** BEGIN **

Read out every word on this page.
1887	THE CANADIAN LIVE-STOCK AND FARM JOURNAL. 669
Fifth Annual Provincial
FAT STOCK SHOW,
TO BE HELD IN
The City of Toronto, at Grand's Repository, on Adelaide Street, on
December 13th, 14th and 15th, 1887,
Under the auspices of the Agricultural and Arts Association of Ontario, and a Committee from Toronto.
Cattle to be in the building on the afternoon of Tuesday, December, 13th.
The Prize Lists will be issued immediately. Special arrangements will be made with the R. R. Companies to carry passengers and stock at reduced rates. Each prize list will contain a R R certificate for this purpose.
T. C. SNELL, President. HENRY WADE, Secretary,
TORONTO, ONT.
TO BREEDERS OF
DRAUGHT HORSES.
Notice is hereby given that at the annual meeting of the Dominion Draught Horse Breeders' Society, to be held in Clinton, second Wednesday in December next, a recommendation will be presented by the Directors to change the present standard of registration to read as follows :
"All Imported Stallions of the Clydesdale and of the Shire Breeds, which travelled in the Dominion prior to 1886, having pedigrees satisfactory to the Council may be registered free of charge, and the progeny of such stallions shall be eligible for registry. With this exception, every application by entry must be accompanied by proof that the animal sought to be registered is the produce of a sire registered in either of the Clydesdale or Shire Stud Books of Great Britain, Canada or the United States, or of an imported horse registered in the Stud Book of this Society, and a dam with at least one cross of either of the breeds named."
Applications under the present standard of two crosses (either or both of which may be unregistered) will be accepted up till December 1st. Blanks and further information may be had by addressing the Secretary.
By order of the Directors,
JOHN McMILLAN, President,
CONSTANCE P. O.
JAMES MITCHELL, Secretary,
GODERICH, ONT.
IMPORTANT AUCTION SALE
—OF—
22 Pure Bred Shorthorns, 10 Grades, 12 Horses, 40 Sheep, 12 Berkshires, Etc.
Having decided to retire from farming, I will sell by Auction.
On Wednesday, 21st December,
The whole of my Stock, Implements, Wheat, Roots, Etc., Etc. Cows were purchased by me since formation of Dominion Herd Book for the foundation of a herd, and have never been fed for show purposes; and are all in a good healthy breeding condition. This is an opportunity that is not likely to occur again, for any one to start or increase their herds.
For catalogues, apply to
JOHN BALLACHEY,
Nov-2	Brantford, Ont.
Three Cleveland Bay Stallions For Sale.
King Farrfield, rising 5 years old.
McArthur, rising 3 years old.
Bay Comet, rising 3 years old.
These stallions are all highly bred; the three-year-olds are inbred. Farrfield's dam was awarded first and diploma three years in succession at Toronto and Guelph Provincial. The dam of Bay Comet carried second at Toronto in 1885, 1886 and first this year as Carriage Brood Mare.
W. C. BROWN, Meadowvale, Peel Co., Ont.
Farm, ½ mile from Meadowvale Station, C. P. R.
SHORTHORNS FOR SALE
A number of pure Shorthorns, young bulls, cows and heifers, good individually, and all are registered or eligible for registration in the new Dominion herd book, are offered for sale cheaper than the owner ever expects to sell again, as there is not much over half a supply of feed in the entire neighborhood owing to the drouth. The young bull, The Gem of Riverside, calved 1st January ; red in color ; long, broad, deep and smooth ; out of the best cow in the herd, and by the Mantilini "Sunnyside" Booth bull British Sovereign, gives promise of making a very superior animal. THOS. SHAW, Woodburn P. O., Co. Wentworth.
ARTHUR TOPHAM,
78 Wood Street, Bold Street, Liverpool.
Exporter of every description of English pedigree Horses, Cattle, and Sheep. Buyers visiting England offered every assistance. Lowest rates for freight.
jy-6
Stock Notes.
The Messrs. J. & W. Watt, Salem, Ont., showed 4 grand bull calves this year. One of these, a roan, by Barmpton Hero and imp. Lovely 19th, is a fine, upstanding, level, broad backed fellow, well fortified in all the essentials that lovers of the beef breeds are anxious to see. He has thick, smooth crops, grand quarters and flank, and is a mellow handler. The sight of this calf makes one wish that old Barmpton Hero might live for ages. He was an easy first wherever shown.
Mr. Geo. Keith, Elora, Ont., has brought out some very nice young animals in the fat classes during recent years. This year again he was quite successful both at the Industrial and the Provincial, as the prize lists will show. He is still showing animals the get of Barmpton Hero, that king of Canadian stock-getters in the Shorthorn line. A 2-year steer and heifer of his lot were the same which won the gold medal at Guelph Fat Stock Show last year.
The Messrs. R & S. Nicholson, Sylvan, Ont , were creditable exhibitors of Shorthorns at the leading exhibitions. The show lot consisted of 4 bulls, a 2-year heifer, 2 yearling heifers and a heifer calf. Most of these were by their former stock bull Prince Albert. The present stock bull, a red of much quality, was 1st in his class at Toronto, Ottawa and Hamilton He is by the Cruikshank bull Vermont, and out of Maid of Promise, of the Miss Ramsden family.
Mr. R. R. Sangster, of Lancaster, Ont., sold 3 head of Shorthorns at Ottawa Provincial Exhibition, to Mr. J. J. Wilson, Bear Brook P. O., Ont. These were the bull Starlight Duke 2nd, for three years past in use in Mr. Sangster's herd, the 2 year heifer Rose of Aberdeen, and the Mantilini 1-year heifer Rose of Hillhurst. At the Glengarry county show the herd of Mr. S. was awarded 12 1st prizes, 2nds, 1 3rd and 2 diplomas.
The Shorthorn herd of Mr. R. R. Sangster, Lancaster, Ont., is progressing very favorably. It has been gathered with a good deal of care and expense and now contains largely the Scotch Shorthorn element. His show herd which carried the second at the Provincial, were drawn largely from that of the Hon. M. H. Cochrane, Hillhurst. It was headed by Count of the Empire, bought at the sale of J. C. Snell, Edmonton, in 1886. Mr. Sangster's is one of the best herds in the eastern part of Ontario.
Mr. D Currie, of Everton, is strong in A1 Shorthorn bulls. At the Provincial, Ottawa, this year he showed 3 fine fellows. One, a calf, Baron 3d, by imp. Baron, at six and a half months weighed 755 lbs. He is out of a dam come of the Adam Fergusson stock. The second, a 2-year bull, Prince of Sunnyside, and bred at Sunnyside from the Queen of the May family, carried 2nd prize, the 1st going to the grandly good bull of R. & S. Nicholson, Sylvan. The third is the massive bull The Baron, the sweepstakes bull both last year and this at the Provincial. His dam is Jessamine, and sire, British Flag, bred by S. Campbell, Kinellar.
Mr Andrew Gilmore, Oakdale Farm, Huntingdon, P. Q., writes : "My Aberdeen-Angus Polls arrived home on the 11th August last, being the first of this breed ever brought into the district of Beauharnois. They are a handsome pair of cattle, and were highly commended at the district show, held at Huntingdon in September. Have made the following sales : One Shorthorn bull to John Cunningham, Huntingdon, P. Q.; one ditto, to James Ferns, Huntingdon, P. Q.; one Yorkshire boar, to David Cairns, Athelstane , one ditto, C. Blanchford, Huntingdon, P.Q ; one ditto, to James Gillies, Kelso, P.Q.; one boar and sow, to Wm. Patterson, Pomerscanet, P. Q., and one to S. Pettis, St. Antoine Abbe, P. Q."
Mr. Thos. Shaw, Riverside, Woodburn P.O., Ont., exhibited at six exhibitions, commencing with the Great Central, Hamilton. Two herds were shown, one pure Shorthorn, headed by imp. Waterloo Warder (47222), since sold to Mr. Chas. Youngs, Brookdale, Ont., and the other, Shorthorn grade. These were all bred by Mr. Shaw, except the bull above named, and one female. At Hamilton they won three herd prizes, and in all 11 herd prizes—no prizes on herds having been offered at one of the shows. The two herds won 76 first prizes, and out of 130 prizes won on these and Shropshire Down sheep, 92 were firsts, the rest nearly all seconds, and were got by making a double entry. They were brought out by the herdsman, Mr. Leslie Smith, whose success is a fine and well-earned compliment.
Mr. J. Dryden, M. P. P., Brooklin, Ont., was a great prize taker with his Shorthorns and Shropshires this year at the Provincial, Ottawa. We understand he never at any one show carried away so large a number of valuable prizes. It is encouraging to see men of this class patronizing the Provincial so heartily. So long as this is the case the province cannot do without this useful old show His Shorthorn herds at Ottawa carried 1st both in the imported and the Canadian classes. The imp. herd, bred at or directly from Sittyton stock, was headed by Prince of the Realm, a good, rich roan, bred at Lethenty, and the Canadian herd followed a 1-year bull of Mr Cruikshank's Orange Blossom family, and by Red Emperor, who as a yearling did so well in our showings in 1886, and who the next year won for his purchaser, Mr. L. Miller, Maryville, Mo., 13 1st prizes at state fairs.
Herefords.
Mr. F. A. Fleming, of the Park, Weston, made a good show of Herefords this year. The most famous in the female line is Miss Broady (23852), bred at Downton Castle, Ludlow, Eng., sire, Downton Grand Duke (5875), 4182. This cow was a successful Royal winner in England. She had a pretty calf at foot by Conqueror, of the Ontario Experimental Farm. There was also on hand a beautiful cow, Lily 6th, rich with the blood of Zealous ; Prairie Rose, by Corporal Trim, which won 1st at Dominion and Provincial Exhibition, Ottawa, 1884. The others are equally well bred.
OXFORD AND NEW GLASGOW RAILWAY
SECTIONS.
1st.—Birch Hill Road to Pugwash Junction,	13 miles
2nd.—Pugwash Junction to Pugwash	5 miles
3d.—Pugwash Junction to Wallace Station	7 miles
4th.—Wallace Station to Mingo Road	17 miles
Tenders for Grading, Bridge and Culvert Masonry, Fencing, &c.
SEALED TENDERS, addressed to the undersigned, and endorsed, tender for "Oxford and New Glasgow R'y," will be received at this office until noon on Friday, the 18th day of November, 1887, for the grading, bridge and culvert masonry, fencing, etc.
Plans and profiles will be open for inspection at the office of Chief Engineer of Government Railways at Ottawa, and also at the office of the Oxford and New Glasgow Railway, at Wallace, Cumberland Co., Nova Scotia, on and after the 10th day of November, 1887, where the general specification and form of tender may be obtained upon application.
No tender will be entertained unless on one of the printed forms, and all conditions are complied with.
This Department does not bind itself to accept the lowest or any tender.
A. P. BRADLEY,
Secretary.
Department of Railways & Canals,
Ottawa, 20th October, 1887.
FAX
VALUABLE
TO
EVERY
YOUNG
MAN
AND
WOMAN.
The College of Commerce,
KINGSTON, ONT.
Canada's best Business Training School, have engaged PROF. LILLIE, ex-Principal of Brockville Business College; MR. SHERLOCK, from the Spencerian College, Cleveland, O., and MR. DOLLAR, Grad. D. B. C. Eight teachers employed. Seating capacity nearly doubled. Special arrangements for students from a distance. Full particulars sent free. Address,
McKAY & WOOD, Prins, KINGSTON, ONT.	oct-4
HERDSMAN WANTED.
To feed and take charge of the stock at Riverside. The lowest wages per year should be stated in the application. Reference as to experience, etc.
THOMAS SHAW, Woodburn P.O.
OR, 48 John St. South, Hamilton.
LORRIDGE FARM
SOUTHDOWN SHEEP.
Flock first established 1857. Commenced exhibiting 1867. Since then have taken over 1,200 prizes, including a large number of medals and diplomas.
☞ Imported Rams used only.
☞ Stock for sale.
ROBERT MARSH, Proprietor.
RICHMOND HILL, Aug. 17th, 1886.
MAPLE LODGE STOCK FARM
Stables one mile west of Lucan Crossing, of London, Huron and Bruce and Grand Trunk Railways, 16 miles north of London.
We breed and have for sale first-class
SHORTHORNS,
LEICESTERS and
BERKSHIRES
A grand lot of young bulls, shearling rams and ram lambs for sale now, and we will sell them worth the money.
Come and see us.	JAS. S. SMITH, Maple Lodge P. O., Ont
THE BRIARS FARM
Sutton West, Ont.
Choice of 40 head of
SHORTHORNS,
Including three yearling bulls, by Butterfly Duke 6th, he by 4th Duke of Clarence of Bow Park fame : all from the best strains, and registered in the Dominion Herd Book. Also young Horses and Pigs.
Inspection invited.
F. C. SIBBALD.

** END **

- _Set problem_:
Copy each line of the records above that carries the word "Street".

- _Full answer_:
The City of Toronto, at Grand's Repository, on Adelaide Street, on
78 Wood Street, Bold Street, Liverpool.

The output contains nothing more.